__EXERCISE INSTRUCTIONS__: Restate the records in their entirety, word for word.
---------- EXCERPTED DATA
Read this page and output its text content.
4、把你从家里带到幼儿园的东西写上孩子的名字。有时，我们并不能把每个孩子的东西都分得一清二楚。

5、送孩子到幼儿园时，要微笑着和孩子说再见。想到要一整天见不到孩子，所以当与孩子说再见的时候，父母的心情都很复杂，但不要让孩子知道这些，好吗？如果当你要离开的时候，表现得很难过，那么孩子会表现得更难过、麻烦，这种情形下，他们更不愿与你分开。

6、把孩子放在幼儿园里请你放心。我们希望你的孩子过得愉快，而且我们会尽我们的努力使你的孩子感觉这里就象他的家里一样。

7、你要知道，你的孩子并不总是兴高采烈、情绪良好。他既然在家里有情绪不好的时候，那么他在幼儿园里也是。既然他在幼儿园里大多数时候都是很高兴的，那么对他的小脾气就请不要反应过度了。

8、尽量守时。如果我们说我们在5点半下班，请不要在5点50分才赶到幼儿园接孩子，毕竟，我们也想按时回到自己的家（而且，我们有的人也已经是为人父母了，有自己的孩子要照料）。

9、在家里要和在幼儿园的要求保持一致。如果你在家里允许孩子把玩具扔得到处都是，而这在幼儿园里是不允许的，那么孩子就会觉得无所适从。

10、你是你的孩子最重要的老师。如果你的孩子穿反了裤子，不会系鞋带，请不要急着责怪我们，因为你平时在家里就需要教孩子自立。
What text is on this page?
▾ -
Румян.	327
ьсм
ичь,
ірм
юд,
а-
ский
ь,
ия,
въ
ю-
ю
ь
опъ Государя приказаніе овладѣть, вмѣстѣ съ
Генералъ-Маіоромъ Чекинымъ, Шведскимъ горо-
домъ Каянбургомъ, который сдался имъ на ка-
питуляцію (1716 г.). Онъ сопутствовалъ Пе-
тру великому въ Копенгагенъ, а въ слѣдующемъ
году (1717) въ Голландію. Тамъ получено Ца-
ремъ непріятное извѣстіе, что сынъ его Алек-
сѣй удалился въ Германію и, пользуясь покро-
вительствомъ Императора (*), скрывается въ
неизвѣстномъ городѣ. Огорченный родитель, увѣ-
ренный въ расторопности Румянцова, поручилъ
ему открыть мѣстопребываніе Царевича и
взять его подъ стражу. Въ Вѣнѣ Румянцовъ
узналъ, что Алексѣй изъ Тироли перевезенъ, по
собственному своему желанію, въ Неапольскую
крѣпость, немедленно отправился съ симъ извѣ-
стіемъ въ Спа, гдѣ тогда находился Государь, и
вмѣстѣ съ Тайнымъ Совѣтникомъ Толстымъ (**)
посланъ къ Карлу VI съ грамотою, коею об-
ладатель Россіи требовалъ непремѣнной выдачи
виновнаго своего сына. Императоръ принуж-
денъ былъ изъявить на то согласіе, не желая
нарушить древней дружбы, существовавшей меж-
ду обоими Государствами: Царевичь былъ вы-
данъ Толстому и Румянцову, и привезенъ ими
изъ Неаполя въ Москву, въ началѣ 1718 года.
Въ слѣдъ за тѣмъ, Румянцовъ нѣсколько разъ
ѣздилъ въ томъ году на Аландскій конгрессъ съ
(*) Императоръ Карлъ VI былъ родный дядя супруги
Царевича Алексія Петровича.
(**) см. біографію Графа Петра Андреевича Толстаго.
--------------------
__FINAL ANSWER__:
Read this page and output its text content.
4、把你从家里带到幼儿园的东西写上孩子的名字。有时，我们并不能把每个孩子的东西都分得一清二楚。

5、送孩子到幼儿园时，要微笑着和孩子说再见。想到要一整天见不到孩子，所以当与孩子说再见的时候，父母的心情都很复杂，但不要让孩子知道这些，好吗？如果当你要离开的时候，表现得很难过，那么孩子会表现得更难过、麻烦，这种情形下，他们更不愿与你分开。

6、把孩子放在幼儿园里请你放心。我们希望你的孩子过得愉快，而且我们会尽我们的努力使你的孩子感觉这里就象他的家里一样。

7、你要知道，你的孩子并不总是兴高采烈、情绪良好。他既然在家里有情绪不好的时候，那么他在幼儿园里也是。既然他在幼儿园里大多数时候都是很高兴的，那么对他的小脾气就请不要反应过度了。

8、尽量守时。如果我们说我们在5点半下班，请不要在5点50分才赶到幼儿园接孩子，毕竟，我们也想按时回到自己的家（而且，我们有的人也已经是为人父母了，有自己的孩子要照料）。

9、在家里要和在幼儿园的要求保持一致。如果你在家里允许孩子把玩具扔得到处都是，而这在幼儿园里是不允许的，那么孩子就会觉得无所适从。

10、你是你的孩子最重要的老师。如果你的孩子穿反了裤子，不会系鞋带，请不要急着责怪我们，因为你平时在家里就需要教孩子自立。
What text is on this page?
▾ -
Румян.	327
ьсм
ичь,
ірм
юд,
а-
ский
ь,
ия,
въ
ю-
ю
ь
опъ Государя приказаніе овладѣть, вмѣстѣ съ
Генералъ-Маіоромъ Чекинымъ, Шведскимъ горо-
домъ Каянбургомъ, который сдался имъ на ка-
питуляцію (1716 г.). Онъ сопутствовалъ Пе-
тру великому въ Копенгагенъ, а въ слѣдующемъ
году (1717) въ Голландію. Тамъ получено Ца-
ремъ непріятное извѣстіе, что сынъ его Алек-
сѣй удалился въ Германію и, пользуясь покро-
вительствомъ Императора (*), скрывается въ
неизвѣстномъ городѣ. Огорченный родитель, увѣ-
ренный въ расторопности Румянцова, поручилъ
ему открыть мѣстопребываніе Царевича и
взять его подъ стражу. Въ Вѣнѣ Румянцовъ
узналъ, что Алексѣй изъ Тироли перевезенъ, по
собственному своему желанію, въ Неапольскую
крѣпость, немедленно отправился съ симъ извѣ-
стіемъ въ Спа, гдѣ тогда находился Государь, и
вмѣстѣ съ Тайнымъ Совѣтникомъ Толстымъ (**)
посланъ къ Карлу VI съ грамотою, коею об-
ладатель Россіи требовалъ непремѣнной выдачи
виновнаго своего сына. Императоръ принуж-
денъ былъ изъявить на то согласіе, не желая
нарушить древней дружбы, существовавшей меж-
ду обоими Государствами: Царевичь былъ вы-
данъ Толстому и Румянцову, и привезенъ ими
изъ Неаполя въ Москву, въ началѣ 1718 года.
Въ слѣдъ за тѣмъ, Румянцовъ нѣсколько разъ
ѣздилъ въ томъ году на Аландскій конгрессъ съ
(*) Императоръ Карлъ VI былъ родный дядя супруги
Царевича Алексія Петровича.
(**) см. біографію Графа Петра Андреевича Толстаго.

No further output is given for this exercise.